[START OF Provided data]
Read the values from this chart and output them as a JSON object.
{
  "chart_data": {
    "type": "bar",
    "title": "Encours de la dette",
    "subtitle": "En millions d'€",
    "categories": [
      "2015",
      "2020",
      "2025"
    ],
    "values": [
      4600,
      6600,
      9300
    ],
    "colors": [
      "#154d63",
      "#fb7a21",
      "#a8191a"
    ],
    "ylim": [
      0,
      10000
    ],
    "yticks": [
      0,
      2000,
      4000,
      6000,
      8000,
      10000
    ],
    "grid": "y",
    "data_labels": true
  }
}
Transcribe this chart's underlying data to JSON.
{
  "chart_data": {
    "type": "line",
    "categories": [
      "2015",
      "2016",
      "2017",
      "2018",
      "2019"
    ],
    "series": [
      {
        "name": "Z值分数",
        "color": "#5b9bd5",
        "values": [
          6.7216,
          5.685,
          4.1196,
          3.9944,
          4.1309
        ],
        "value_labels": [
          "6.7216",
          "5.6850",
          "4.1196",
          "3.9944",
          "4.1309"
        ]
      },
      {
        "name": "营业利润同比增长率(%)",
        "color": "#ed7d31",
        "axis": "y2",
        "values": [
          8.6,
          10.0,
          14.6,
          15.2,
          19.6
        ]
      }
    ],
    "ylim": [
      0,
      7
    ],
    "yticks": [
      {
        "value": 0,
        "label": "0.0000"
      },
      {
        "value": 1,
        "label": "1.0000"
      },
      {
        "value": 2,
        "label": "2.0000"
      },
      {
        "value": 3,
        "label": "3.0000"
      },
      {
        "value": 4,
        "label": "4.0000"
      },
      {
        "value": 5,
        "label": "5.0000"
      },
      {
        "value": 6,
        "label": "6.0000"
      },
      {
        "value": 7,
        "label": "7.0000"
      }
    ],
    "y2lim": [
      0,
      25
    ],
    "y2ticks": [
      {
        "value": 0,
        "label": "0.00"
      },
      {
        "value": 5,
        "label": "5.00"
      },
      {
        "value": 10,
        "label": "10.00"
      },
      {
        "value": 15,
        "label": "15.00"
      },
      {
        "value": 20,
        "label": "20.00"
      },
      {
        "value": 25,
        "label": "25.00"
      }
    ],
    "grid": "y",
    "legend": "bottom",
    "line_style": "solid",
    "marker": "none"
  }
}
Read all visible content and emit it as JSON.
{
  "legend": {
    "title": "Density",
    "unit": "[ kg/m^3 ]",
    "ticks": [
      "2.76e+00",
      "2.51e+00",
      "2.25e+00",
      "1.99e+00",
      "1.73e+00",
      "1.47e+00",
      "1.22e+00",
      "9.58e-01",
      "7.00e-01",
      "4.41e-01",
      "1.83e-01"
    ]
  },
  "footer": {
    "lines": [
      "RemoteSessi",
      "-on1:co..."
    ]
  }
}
[END OF Provided data]
### Set exercise
Repeat the listing exactly, from its first line to its last.

### Answer to this exercise
Read the values from this chart and output them as a JSON object.
{
  "chart_data": {
    "type": "bar",
    "title": "Encours de la dette",
    "subtitle": "En millions d'€",
    "categories": [
      "2015",
      "2020",
      "2025"
    ],
    "values": [
      4600,
      6600,
      9300
    ],
    "colors": [
      "#154d63",
      "#fb7a21",
      "#a8191a"
    ],
    "ylim": [
      0,
      10000
    ],
    "yticks": [
      0,
      2000,
      4000,
      6000,
      8000,
      10000
    ],
    "grid": "y",
    "data_labels": true
  }
}
Transcribe this chart's underlying data to JSON.
{
  "chart_data": {
    "type": "line",
    "categories": [
      "2015",
      "2016",
      "2017",
      "2018",
      "2019"
    ],
    "series": [
      {
        "name": "Z值分数",
        "color": "#5b9bd5",
        "values": [
          6.7216,
          5.685,
          4.1196,
          3.9944,
          4.1309
        ],
        "value_labels": [
          "6.7216",
          "5.6850",
          "4.1196",
          "3.9944",
          "4.1309"
        ]
      },
      {
        "name": "营业利润同比增长率(%)",
        "color": "#ed7d31",
        "axis": "y2",
        "values": [
          8.6,
          10.0,
          14.6,
          15.2,
          19.6
        ]
      }
    ],
    "ylim": [
      0,
      7
    ],
    "yticks": [
      {
        "value": 0,
        "label": "0.0000"
      },
      {
        "value": 1,
        "label": "1.0000"
      },
      {
        "value": 2,
        "label": "2.0000"
      },
      {
        "value": 3,
        "label": "3.0000"
      },
      {
        "value": 4,
        "label": "4.0000"
      },
      {
        "value": 5,
        "label": "5.0000"
      },
      {
        "value": 6,
        "label": "6.0000"
      },
      {
        "value": 7,
        "label": "7.0000"
      }
    ],
    "y2lim": [
      0,
      25
    ],
    "y2ticks": [
      {
        "value": 0,
        "label": "0.00"
      },
      {
        "value": 5,
        "label": "5.00"
      },
      {
        "value": 10,
        "label": "10.00"
      },
      {
        "value": 15,
        "label": "15.00"
      },
      {
        "value": 20,
        "label": "20.00"
      },
      {
        "value": 25,
        "label": "25.00"
      }
    ],
    "grid": "y",
    "legend": "bottom",
    "line_style": "solid",
    "marker": "none"
  }
}
Read all visible content and emit it as JSON.
{
  "legend": {
    "title": "Density",
    "unit": "[ kg/m^3 ]",
    "ticks": [
      "2.76e+00",
      "2.51e+00",
      "2.25e+00",
      "1.99e+00",
      "1.73e+00",
      "1.47e+00",
      "1.22e+00",
      "9.58e-01",
      "7.00e-01",
      "4.41e-01",
      "1.83e-01"
    ]
  },
  "footer": {
    "lines": [
      "RemoteSessi",
      "-on1:co..."
    ]
  }
}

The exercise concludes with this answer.